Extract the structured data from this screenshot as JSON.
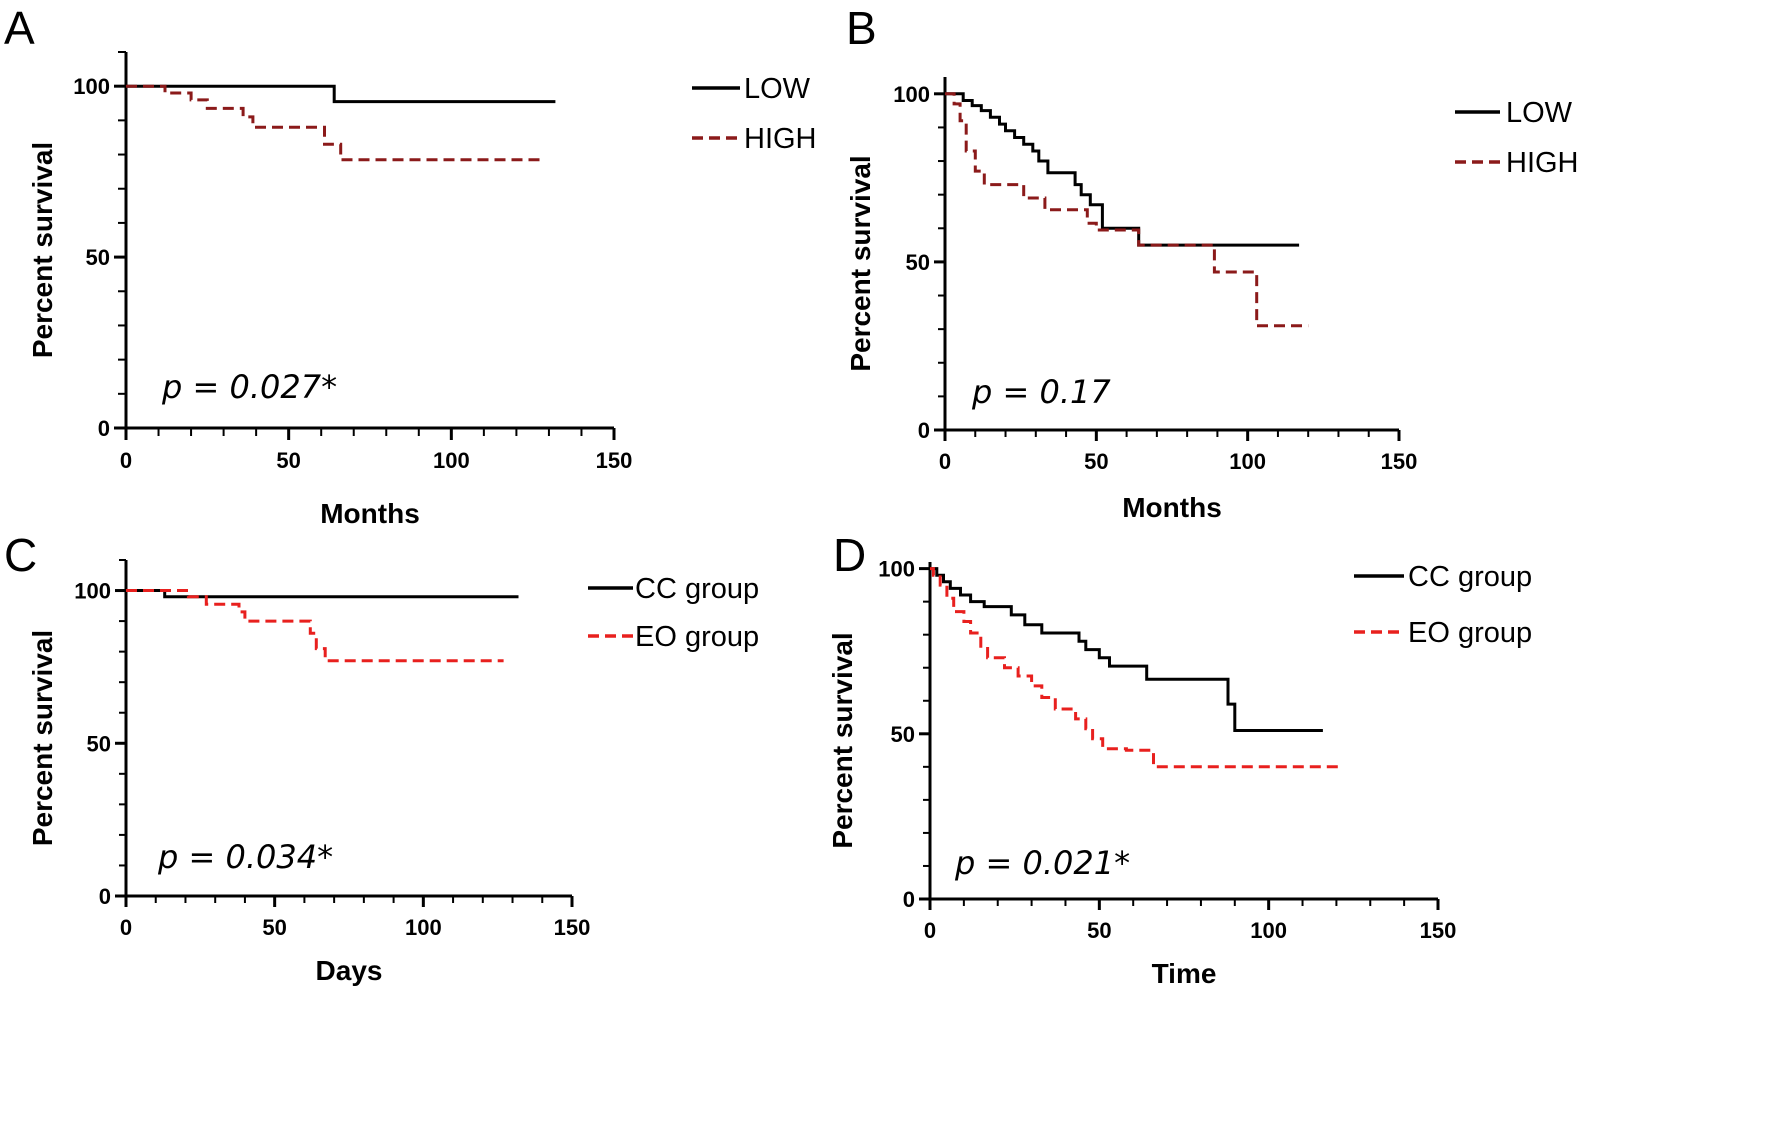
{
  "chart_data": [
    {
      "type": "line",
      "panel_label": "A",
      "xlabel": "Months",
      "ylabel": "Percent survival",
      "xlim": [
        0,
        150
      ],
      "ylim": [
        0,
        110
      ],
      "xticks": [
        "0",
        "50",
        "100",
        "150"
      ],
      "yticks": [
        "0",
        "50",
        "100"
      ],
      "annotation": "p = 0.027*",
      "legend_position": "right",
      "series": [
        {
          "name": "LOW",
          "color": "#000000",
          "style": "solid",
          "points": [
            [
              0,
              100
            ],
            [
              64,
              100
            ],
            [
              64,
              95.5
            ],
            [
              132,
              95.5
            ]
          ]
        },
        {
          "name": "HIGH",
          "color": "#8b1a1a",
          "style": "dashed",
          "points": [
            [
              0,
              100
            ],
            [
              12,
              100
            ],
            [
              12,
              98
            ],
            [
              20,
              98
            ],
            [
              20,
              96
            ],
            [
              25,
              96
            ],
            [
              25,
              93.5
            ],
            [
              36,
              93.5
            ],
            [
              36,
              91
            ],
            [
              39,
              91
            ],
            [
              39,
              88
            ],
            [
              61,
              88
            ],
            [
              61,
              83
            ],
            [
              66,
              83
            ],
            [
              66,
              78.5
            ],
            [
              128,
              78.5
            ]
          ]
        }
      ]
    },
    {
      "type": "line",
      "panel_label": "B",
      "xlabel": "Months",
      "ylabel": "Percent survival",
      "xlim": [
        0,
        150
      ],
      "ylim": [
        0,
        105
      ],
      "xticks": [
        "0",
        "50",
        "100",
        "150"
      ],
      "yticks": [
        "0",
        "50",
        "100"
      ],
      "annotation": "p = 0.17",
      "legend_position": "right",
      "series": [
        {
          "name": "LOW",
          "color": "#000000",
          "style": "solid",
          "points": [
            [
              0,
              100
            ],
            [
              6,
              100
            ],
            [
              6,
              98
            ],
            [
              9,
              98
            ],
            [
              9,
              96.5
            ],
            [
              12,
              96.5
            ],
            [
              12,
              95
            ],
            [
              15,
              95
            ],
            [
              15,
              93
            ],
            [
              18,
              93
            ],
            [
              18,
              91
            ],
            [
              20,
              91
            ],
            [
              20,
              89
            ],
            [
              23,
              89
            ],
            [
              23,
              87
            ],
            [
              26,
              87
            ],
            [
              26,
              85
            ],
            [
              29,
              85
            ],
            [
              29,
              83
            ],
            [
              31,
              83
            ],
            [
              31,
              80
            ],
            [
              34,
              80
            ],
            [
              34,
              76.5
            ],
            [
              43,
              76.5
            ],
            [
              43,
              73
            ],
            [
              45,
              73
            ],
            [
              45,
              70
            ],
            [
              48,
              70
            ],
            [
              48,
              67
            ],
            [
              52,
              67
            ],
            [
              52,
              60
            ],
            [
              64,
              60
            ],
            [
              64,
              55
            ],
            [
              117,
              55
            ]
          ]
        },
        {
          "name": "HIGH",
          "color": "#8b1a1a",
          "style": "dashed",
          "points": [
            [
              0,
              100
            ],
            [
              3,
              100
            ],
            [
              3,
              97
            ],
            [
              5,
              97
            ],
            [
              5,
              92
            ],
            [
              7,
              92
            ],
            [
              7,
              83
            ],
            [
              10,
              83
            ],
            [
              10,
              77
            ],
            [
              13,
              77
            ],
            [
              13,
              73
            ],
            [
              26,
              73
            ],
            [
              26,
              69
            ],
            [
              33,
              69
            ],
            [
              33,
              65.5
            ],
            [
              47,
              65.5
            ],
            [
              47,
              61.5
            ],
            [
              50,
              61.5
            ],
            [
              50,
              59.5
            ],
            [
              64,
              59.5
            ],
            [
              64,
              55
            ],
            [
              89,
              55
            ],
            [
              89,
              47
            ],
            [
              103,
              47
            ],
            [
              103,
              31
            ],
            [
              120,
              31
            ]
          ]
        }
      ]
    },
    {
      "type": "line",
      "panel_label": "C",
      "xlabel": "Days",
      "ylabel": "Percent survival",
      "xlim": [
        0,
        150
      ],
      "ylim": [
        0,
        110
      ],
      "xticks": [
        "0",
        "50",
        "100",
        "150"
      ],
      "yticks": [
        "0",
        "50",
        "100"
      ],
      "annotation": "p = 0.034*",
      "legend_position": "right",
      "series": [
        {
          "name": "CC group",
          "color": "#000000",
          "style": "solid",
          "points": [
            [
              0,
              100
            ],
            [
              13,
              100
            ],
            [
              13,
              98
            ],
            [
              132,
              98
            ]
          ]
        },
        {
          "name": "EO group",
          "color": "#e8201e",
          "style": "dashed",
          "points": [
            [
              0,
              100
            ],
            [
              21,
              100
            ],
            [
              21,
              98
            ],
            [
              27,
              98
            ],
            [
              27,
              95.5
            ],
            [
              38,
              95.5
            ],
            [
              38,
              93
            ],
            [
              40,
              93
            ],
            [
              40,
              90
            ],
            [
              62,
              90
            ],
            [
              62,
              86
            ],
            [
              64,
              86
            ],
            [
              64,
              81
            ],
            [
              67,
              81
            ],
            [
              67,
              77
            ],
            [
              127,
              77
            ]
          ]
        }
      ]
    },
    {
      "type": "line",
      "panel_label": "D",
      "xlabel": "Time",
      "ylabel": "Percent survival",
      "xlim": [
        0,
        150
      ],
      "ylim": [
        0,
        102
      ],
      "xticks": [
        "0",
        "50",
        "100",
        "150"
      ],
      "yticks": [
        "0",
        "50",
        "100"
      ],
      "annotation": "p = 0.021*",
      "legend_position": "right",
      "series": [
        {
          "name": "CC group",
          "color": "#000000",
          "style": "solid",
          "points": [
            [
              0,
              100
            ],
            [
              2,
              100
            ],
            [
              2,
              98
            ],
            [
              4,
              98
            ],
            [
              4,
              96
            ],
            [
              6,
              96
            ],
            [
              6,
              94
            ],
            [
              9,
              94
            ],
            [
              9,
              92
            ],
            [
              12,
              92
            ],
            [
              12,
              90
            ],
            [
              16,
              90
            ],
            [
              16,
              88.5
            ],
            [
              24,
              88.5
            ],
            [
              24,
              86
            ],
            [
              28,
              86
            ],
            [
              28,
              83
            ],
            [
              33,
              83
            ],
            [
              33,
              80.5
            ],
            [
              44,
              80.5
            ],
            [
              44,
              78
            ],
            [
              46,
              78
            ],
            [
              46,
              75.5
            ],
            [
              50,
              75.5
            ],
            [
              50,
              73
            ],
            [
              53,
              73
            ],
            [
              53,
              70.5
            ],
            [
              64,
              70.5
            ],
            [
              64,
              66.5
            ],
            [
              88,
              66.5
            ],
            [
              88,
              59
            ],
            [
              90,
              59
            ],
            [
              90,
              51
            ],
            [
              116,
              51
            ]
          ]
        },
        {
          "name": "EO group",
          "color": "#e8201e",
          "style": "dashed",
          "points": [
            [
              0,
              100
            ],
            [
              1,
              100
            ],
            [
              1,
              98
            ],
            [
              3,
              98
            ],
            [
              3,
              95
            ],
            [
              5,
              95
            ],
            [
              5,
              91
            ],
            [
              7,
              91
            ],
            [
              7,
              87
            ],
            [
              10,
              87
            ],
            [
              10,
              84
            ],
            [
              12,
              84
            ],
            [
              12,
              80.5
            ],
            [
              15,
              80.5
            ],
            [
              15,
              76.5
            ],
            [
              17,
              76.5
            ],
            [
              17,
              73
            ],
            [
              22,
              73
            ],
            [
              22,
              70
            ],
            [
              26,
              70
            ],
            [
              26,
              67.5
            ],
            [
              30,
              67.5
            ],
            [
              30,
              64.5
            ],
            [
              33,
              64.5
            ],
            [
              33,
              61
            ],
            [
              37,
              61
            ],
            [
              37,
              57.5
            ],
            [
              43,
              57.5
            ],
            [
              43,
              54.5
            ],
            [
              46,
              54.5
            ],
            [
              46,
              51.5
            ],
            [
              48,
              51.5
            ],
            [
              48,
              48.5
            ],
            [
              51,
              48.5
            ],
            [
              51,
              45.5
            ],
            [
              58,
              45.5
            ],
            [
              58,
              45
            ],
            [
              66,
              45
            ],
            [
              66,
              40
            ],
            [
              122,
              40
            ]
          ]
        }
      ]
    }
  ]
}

_EXERCISE TASK_
Copy out every line in the entries above that holds "xlabel".

_SOLUTION_
      "xlabel": "Months",
      "xlabel": "Months",
      "xlabel": "Days",
      "xlabel": "Time",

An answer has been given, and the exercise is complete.